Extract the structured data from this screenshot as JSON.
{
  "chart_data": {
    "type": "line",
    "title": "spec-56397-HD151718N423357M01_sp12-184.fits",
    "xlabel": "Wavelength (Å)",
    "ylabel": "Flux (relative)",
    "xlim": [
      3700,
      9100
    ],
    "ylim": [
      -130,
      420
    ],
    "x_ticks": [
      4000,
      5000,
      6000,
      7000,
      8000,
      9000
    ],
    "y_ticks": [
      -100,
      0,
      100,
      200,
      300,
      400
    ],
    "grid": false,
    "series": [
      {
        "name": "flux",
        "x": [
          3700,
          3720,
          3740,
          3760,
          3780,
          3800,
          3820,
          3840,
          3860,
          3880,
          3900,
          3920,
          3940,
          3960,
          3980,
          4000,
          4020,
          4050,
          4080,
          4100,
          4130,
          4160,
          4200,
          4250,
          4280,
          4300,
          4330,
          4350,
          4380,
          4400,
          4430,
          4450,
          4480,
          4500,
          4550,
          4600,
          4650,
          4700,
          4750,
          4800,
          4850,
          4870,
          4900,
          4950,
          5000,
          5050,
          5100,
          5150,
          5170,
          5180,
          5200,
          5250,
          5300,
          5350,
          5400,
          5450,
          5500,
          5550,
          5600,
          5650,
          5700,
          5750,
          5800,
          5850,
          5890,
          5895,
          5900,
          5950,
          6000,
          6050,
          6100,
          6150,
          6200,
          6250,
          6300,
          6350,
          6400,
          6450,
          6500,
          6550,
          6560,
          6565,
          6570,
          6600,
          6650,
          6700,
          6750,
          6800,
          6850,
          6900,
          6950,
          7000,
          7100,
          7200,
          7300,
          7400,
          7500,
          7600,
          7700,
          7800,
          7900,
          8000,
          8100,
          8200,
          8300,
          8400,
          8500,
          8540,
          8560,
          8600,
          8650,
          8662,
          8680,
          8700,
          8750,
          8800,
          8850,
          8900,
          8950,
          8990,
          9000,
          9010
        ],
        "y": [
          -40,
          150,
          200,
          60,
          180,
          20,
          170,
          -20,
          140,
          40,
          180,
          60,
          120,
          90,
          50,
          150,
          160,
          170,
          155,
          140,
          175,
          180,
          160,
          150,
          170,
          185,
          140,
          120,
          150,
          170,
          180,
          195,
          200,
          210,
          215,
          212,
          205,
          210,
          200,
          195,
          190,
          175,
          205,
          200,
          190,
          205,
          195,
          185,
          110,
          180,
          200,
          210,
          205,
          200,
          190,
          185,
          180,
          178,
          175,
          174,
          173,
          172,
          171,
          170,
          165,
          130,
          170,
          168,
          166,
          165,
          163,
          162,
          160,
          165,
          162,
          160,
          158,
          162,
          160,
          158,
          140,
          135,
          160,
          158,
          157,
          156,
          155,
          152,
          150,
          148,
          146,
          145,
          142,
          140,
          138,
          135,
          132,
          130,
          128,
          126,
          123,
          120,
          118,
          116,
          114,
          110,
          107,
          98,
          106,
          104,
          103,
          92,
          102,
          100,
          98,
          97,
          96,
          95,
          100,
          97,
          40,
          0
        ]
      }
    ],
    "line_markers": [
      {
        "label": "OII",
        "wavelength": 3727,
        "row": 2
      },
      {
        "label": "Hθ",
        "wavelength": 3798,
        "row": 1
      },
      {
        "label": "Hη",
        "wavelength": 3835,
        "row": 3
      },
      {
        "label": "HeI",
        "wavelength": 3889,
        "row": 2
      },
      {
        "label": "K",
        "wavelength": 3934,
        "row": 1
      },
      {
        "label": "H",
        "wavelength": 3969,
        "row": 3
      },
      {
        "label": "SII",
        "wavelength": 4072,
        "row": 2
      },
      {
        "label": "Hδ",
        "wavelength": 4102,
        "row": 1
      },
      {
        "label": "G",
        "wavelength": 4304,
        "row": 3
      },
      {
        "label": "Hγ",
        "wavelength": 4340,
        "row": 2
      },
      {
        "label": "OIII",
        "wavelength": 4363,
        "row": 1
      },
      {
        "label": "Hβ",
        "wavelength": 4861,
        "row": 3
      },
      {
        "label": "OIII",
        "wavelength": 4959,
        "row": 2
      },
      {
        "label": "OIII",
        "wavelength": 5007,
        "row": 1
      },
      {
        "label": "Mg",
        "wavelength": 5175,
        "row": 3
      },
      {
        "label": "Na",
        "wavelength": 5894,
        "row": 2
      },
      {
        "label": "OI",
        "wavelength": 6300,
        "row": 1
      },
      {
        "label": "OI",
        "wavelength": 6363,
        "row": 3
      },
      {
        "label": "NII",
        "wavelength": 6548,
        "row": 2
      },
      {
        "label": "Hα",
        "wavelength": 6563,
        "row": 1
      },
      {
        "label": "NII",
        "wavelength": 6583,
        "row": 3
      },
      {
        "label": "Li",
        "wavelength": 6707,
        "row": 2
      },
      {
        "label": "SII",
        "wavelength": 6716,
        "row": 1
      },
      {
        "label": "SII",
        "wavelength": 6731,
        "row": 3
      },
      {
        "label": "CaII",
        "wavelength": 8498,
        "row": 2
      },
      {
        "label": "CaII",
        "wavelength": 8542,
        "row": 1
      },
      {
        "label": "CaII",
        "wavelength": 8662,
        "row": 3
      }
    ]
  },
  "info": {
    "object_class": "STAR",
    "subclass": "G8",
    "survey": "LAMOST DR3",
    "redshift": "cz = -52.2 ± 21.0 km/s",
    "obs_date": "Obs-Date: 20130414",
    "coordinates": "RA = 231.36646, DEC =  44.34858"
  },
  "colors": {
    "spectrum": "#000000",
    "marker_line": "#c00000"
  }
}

######

Repeat each record in full; every line must match exactly.

Extract the structured data from this screenshot as JSON.
{
  "chart_data": {
    "type": "line",
    "title": "spec-56397-HD151718N423357M01_sp12-184.fits",
    "xlabel": "Wavelength (Å)",
    "ylabel": "Flux (relative)",
    "xlim": [
      3700,
      9100
    ],
    "ylim": [
      -130,
      420
    ],
    "x_ticks": [
      4000,
      5000,
      6000,
      7000,
      8000,
      9000
    ],
    "y_ticks": [
      -100,
      0,
      100,
      200,
      300,
      400
    ],
    "grid": false,
    "series": [
      {
        "name": "flux",
        "x": [
          3700,
          3720,
          3740,
          3760,
          3780,
          3800,
          3820,
          3840,
          3860,
          3880,
          3900,
          3920,
          3940,
          3960,
          3980,
          4000,
          4020,
          4050,
          4080,
          4100,
          4130,
          4160,
          4200,
          4250,
          4280,
          4300,
          4330,
          4350,
          4380,
          4400,
          4430,
          4450,
          4480,
          4500,
          4550,
          4600,
          4650,
          4700,
          4750,
          4800,
          4850,
          4870,
          4900,
          4950,
          5000,
          5050,
          5100,
          5150,
          5170,
          5180,
          5200,
          5250,
          5300,
          5350,
          5400,
          5450,
          5500,
          5550,
          5600,
          5650,
          5700,
          5750,
          5800,
          5850,
          5890,
          5895,
          5900,
          5950,
          6000,
          6050,
          6100,
          6150,
          6200,
          6250,
          6300,
          6350,
          6400,
          6450,
          6500,
          6550,
          6560,
          6565,
          6570,
          6600,
          6650,
          6700,
          6750,
          6800,
          6850,
          6900,
          6950,
          7000,
          7100,
          7200,
          7300,
          7400,
          7500,
          7600,
          7700,
          7800,
          7900,
          8000,
          8100,
          8200,
          8300,
          8400,
          8500,
          8540,
          8560,
          8600,
          8650,
          8662,
          8680,
          8700,
          8750,
          8800,
          8850,
          8900,
          8950,
          8990,
          9000,
          9010
        ],
        "y": [
          -40,
          150,
          200,
          60,
          180,
          20,
          170,
          -20,
          140,
          40,
          180,
          60,
          120,
          90,
          50,
          150,
          160,
          170,
          155,
          140,
          175,
          180,
          160,
          150,
          170,
          185,
          140,
          120,
          150,
          170,
          180,
          195,
          200,
          210,
          215,
          212,
          205,
          210,
          200,
          195,
          190,
          175,
          205,
          200,
          190,
          205,
          195,
          185,
          110,
          180,
          200,
          210,
          205,
          200,
          190,
          185,
          180,
          178,
          175,
          174,
          173,
          172,
          171,
          170,
          165,
          130,
          170,
          168,
          166,
          165,
          163,
          162,
          160,
          165,
          162,
          160,
          158,
          162,
          160,
          158,
          140,
          135,
          160,
          158,
          157,
          156,
          155,
          152,
          150,
          148,
          146,
          145,
          142,
          140,
          138,
          135,
          132,
          130,
          128,
          126,
          123,
          120,
          118,
          116,
          114,
          110,
          107,
          98,
          106,
          104,
          103,
          92,
          102,
          100,
          98,
          97,
          96,
          95,
          100,
          97,
          40,
          0
        ]
      }
    ],
    "line_markers": [
      {
        "label": "OII",
        "wavelength": 3727,
        "row": 2
      },
      {
        "label": "Hθ",
        "wavelength": 3798,
        "row": 1
      },
      {
        "label": "Hη",
        "wavelength": 3835,
        "row": 3
      },
      {
        "label": "HeI",
        "wavelength": 3889,
        "row": 2
      },
      {
        "label": "K",
        "wavelength": 3934,
        "row": 1
      },
      {
        "label": "H",
        "wavelength": 3969,
        "row": 3
      },
      {
        "label": "SII",
        "wavelength": 4072,
        "row": 2
      },
      {
        "label": "Hδ",
        "wavelength": 4102,
        "row": 1
      },
      {
        "label": "G",
        "wavelength": 4304,
        "row": 3
      },
      {
        "label": "Hγ",
        "wavelength": 4340,
        "row": 2
      },
      {
        "label": "OIII",
        "wavelength": 4363,
        "row": 1
      },
      {
        "label": "Hβ",
        "wavelength": 4861,
        "row": 3
      },
      {
        "label": "OIII",
        "wavelength": 4959,
        "row": 2
      },
      {
        "label": "OIII",
        "wavelength": 5007,
        "row": 1
      },
      {
        "label": "Mg",
        "wavelength": 5175,
        "row": 3
      },
      {
        "label": "Na",
        "wavelength": 5894,
        "row": 2
      },
      {
        "label": "OI",
        "wavelength": 6300,
        "row": 1
      },
      {
        "label": "OI",
        "wavelength": 6363,
        "row": 3
      },
      {
        "label": "NII",
        "wavelength": 6548,
        "row": 2
      },
      {
        "label": "Hα",
        "wavelength": 6563,
        "row": 1
      },
      {
        "label": "NII",
        "wavelength": 6583,
        "row": 3
      },
      {
        "label": "Li",
        "wavelength": 6707,
        "row": 2
      },
      {
        "label": "SII",
        "wavelength": 6716,
        "row": 1
      },
      {
        "label": "SII",
        "wavelength": 6731,
        "row": 3
      },
      {
        "label": "CaII",
        "wavelength": 8498,
        "row": 2
      },
      {
        "label": "CaII",
        "wavelength": 8542,
        "row": 1
      },
      {
        "label": "CaII",
        "wavelength": 8662,
        "row": 3
      }
    ]
  },
  "info": {
    "object_class": "STAR",
    "subclass": "G8",
    "survey": "LAMOST DR3",
    "redshift": "cz = -52.2 ± 21.0 km/s",
    "obs_date": "Obs-Date: 20130414",
    "coordinates": "RA = 231.36646, DEC =  44.34858"
  },
  "colors": {
    "spectrum": "#000000",
    "marker_line": "#c00000"
  }
}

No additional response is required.